[Extracted data entries]
——
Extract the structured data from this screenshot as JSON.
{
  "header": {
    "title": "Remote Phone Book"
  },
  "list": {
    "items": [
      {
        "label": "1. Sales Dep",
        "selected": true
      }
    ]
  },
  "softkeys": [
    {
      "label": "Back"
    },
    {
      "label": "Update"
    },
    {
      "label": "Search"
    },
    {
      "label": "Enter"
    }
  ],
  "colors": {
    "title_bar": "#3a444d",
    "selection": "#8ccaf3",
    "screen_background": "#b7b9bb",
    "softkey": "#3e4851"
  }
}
——
* _To be done_
From the records above, extract every entry exactly as given.

* _Answer to the task_
Extract the structured data from this screenshot as JSON.
{
  "header": {
    "title": "Remote Phone Book"
  },
  "list": {
    "items": [
      {
        "label": "1. Sales Dep",
        "selected": true
      }
    ]
  },
  "softkeys": [
    {
      "label": "Back"
    },
    {
      "label": "Update"
    },
    {
      "label": "Search"
    },
    {
      "label": "Enter"
    }
  ],
  "colors": {
    "title_bar": "#3a444d",
    "selection": "#8ccaf3",
    "screen_background": "#b7b9bb",
    "softkey": "#3e4851"
  }
}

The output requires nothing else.